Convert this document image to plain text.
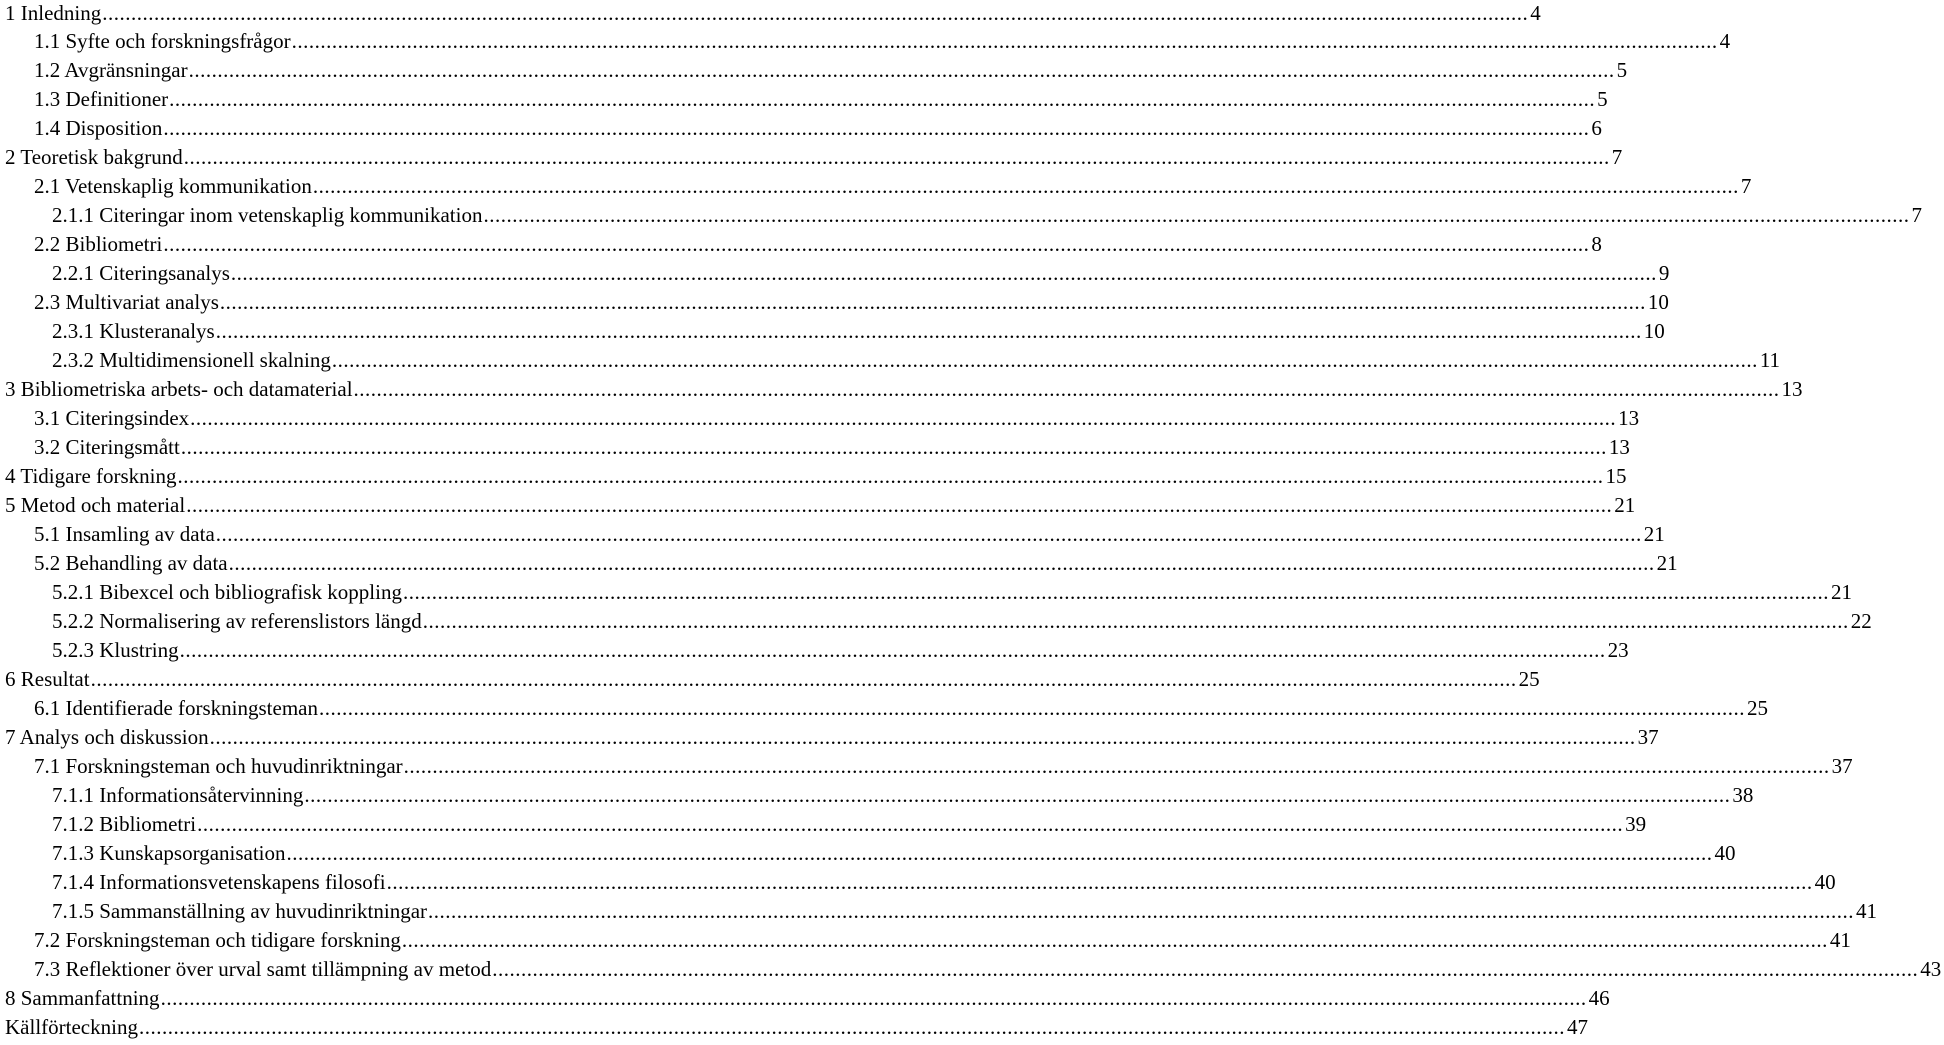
1 Inledning .....	4
1.1 Syfte och forskningsfrågor .....	4
1.2 Avgränsningar .....	5
1.3 Definitioner .....	5
1.4 Disposition .....	6
2 Teoretisk bakgrund .....	7
2.1 Vetenskaplig kommunikation .....	7
2.1.1 Citeringar inom vetenskaplig kommunikation .....	7
2.2 Bibliometri .....	8
2.2.1 Citeringsanalys .....	9
2.3 Multivariat analys .....	10
2.3.1 Klusteranalys .....	10
2.3.2 Multidimensionell skalning .....	11
3 Bibliometriska arbets- och datamaterial .....	13
3.1 Citeringsindex .....	13
3.2 Citeringsmått .....	13
4 Tidigare forskning .....	15
5 Metod och material .....	21
5.1 Insamling av data .....	21
5.2 Behandling av data .....	21
5.2.1 Bibexcel och bibliografisk koppling .....	21
5.2.2 Normalisering av referenslistors längd .....	22
5.2.3 Klustring .....	23
6 Resultat .....	25
6.1 Identifierade forskningsteman .....	25
7 Analys och diskussion .....	37
7.1 Forskningsteman och huvudinriktningar .....	37
7.1.1 Informationsåtervinning .....	38
7.1.2 Bibliometri .....	39
7.1.3 Kunskapsorganisation .....	40
7.1.4 Informationsvetenskapens filosofi .....	40
7.1.5 Sammanställning av huvudinriktningar .....	41
7.2 Forskningsteman och tidigare forskning .....	41
7.3 Reflektioner över urval samt tillämpning av metod .....	43
8 Sammanfattning .....	46
Källförteckning .....	47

#### [Aim]
Reproduce every line of the material precisely, omitting its pictures.

#### [Result for this exercise]
Convert this document image to plain text.
1 Inledning .....	4
1.1 Syfte och forskningsfrågor .....	4
1.2 Avgränsningar .....	5
1.3 Definitioner .....	5
1.4 Disposition .....	6
2 Teoretisk bakgrund .....	7
2.1 Vetenskaplig kommunikation .....	7
2.1.1 Citeringar inom vetenskaplig kommunikation .....	7
2.2 Bibliometri .....	8
2.2.1 Citeringsanalys .....	9
2.3 Multivariat analys .....	10
2.3.1 Klusteranalys .....	10
2.3.2 Multidimensionell skalning .....	11
3 Bibliometriska arbets- och datamaterial .....	13
3.1 Citeringsindex .....	13
3.2 Citeringsmått .....	13
4 Tidigare forskning .....	15
5 Metod och material .....	21
5.1 Insamling av data .....	21
5.2 Behandling av data .....	21
5.2.1 Bibexcel och bibliografisk koppling .....	21
5.2.2 Normalisering av referenslistors längd .....	22
5.2.3 Klustring .....	23
6 Resultat .....	25
6.1 Identifierade forskningsteman .....	25
7 Analys och diskussion .....	37
7.1 Forskningsteman och huvudinriktningar .....	37
7.1.1 Informationsåtervinning .....	38
7.1.2 Bibliometri .....	39
7.1.3 Kunskapsorganisation .....	40
7.1.4 Informationsvetenskapens filosofi .....	40
7.1.5 Sammanställning av huvudinriktningar .....	41
7.2 Forskningsteman och tidigare forskning .....	41
7.3 Reflektioner över urval samt tillämpning av metod .....	43
8 Sammanfattning .....	46
Källförteckning .....	47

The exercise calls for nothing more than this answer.